DATASET ENTRIES Start Marker

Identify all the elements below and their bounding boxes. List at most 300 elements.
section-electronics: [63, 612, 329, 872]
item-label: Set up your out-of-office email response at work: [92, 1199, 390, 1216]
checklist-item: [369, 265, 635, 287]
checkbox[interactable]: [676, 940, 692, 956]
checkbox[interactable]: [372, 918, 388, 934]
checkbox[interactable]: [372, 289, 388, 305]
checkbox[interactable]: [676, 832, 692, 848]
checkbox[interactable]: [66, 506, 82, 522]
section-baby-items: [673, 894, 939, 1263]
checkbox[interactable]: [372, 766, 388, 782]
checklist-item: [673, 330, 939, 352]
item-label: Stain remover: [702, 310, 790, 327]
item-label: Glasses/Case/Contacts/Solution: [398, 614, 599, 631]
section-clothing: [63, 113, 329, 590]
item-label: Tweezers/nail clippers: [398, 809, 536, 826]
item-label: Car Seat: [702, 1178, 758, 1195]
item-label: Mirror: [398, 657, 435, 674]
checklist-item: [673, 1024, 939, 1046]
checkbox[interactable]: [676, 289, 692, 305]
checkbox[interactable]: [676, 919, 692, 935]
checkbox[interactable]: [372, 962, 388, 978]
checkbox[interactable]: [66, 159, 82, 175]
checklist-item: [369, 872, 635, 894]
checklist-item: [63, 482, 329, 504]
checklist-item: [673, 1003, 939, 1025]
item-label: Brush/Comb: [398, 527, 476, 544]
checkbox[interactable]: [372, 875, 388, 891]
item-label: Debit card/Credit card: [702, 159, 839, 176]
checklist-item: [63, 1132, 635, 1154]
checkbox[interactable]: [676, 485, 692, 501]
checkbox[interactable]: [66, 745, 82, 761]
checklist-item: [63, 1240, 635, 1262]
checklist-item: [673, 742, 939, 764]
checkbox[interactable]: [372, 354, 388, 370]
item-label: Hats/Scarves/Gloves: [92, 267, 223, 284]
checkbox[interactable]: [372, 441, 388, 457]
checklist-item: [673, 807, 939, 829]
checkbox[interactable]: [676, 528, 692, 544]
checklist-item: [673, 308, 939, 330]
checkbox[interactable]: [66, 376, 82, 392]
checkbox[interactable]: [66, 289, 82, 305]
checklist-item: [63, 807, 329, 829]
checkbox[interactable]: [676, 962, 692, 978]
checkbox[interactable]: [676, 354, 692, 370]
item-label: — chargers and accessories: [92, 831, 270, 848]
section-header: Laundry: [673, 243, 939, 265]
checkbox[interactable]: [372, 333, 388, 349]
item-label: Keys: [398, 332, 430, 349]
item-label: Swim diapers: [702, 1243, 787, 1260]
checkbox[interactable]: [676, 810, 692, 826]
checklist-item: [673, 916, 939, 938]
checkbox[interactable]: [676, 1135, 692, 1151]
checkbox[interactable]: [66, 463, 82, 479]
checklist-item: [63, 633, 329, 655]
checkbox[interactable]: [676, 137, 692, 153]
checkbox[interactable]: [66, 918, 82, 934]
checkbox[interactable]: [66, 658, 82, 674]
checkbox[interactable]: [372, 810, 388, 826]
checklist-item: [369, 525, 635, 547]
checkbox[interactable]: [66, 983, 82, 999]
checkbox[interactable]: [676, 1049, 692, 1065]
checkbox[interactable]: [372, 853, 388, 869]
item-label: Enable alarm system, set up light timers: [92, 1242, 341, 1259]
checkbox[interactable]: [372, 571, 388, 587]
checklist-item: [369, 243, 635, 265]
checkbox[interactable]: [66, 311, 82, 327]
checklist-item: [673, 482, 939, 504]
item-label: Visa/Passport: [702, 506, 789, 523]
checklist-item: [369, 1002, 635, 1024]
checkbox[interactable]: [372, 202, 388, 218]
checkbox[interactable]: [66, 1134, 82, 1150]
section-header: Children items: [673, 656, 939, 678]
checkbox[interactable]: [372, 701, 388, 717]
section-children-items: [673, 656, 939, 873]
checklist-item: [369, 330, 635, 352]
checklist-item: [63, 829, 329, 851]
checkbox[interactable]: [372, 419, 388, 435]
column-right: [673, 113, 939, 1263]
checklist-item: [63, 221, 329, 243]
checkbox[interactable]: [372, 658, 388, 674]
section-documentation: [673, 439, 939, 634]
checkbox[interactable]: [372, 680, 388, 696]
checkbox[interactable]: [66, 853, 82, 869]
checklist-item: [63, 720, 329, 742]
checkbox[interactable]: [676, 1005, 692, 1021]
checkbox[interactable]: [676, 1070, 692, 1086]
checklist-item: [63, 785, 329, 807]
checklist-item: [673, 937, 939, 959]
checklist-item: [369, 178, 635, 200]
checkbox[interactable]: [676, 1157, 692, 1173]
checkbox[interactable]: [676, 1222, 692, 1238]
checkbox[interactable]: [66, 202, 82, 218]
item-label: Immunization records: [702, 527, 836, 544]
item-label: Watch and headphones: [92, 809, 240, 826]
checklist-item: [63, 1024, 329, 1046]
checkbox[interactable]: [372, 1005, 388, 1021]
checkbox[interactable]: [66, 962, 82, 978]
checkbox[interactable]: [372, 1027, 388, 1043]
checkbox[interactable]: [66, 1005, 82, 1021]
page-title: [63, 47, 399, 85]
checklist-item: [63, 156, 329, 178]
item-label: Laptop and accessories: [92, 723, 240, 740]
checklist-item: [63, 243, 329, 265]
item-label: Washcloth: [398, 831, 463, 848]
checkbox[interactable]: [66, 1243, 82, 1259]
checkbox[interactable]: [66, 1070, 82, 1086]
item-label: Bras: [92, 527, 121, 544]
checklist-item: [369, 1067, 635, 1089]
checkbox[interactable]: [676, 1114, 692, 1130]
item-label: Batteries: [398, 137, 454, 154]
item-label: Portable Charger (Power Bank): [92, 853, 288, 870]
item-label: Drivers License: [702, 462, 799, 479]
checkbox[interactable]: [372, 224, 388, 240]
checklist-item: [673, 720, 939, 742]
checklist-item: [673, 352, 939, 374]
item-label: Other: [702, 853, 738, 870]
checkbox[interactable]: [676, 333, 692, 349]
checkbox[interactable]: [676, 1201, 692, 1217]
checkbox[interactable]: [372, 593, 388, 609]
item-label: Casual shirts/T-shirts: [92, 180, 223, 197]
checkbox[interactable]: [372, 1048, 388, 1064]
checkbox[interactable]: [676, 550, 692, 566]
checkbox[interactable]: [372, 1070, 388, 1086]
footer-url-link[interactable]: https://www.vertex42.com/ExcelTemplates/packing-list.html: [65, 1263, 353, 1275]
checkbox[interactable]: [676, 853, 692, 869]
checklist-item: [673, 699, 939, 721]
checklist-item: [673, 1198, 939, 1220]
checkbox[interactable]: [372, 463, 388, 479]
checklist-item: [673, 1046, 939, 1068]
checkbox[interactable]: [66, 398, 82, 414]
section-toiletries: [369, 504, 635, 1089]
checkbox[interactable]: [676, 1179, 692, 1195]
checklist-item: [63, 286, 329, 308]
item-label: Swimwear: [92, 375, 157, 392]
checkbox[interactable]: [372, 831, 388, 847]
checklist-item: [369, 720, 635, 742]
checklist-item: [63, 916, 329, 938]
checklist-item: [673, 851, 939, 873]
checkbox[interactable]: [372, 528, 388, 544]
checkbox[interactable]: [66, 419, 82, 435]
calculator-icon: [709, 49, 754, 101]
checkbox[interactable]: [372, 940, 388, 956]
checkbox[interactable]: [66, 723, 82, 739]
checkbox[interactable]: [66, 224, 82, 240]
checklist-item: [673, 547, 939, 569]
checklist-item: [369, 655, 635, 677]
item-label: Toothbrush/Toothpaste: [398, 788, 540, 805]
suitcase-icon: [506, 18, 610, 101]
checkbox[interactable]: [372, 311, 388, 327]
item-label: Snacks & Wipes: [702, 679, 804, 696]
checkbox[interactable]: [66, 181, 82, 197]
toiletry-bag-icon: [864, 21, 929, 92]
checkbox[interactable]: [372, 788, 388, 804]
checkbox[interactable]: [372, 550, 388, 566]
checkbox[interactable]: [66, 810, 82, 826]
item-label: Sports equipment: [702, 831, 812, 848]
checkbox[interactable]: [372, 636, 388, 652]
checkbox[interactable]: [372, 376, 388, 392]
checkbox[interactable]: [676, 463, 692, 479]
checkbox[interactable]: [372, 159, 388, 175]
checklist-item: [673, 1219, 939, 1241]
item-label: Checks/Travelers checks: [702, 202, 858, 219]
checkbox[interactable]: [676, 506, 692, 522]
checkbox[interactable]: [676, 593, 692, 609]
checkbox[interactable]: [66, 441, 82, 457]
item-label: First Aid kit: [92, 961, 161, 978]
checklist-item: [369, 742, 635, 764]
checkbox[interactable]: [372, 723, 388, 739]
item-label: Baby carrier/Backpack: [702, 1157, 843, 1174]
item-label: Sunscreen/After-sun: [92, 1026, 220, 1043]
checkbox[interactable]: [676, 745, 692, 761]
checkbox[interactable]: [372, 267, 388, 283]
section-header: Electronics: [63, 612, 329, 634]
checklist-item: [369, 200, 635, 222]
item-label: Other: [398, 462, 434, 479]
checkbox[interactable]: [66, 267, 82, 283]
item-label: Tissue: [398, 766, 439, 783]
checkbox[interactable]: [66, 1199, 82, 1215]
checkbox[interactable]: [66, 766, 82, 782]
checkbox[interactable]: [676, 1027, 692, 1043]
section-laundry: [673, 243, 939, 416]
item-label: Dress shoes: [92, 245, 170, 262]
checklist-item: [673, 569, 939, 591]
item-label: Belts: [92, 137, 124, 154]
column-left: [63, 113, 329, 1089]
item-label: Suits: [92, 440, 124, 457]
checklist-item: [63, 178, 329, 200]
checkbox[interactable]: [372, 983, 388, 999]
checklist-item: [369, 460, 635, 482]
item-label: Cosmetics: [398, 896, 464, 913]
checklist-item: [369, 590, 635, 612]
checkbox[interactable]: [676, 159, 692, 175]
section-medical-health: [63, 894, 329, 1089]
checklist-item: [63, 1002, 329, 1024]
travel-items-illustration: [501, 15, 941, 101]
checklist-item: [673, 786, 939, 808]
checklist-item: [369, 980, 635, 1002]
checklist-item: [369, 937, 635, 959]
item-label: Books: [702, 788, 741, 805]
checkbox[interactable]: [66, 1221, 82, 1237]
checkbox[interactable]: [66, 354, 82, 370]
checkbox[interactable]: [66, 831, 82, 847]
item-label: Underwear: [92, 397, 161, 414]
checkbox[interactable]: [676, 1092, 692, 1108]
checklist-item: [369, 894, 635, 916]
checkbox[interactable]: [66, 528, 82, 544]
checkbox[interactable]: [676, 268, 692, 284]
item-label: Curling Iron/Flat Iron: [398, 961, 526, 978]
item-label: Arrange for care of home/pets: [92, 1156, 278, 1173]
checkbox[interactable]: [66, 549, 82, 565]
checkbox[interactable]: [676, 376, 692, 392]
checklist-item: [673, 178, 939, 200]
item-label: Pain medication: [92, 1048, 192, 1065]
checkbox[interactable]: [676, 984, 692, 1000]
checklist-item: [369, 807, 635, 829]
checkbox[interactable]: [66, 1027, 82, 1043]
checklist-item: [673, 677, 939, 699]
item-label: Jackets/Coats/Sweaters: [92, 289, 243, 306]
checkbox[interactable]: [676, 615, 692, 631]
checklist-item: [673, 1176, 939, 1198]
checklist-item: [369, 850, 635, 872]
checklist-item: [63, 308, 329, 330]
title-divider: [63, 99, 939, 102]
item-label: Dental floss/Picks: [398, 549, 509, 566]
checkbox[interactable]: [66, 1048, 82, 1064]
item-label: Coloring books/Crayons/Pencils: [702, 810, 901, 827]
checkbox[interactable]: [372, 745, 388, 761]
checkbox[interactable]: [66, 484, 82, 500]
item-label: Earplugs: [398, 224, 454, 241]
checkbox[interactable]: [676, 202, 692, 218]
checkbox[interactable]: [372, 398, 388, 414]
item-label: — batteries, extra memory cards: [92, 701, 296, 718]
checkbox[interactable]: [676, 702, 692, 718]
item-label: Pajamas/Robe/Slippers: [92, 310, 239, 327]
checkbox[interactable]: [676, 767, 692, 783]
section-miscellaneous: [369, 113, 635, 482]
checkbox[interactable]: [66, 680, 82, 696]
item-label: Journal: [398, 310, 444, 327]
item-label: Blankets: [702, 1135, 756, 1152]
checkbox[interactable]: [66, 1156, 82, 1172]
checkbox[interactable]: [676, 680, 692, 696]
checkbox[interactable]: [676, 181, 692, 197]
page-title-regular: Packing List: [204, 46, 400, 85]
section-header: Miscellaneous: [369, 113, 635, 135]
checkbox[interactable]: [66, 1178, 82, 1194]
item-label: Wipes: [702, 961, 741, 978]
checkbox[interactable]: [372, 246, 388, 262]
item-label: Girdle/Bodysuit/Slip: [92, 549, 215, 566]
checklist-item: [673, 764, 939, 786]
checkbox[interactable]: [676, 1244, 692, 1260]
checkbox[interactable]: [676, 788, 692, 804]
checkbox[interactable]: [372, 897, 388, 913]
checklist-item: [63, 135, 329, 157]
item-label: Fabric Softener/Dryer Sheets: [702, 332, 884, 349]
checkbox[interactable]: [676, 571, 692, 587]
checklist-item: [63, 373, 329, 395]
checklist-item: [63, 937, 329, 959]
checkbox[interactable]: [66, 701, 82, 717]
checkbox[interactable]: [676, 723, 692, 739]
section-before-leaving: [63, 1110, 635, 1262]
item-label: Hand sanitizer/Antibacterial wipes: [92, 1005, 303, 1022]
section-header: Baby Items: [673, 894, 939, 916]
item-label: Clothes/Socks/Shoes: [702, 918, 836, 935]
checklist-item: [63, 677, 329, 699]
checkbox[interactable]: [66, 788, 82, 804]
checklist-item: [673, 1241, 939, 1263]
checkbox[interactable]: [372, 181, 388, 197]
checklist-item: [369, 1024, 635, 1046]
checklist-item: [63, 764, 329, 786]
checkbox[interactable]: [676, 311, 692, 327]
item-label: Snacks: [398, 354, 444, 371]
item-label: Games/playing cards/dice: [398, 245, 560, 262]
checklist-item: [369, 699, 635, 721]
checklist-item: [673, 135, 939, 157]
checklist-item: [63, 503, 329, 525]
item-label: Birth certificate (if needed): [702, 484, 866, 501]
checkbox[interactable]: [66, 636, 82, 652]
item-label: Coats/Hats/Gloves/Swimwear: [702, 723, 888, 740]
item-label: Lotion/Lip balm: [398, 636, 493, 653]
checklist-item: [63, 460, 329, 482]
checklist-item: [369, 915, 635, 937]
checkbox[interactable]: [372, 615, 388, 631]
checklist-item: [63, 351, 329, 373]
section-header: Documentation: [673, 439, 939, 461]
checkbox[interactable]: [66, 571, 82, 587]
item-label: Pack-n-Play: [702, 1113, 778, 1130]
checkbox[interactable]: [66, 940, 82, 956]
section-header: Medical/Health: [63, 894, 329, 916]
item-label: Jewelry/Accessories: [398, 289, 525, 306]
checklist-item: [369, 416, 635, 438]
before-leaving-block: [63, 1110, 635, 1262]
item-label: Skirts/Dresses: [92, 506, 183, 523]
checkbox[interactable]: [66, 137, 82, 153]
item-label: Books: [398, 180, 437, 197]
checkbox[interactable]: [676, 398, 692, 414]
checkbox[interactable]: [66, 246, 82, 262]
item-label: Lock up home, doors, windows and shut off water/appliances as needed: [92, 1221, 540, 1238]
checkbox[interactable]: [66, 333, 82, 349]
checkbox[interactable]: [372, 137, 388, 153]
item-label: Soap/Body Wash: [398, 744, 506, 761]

DATASET ENTRIES End Marker

§ EXERCISE REQUIREMENTS
Please show each line in the records above that contains "leaving".

§ RESPONSE BOX
section-before-leaving: [63, 1110, 635, 1262]
before-leaving-block: [63, 1110, 635, 1262]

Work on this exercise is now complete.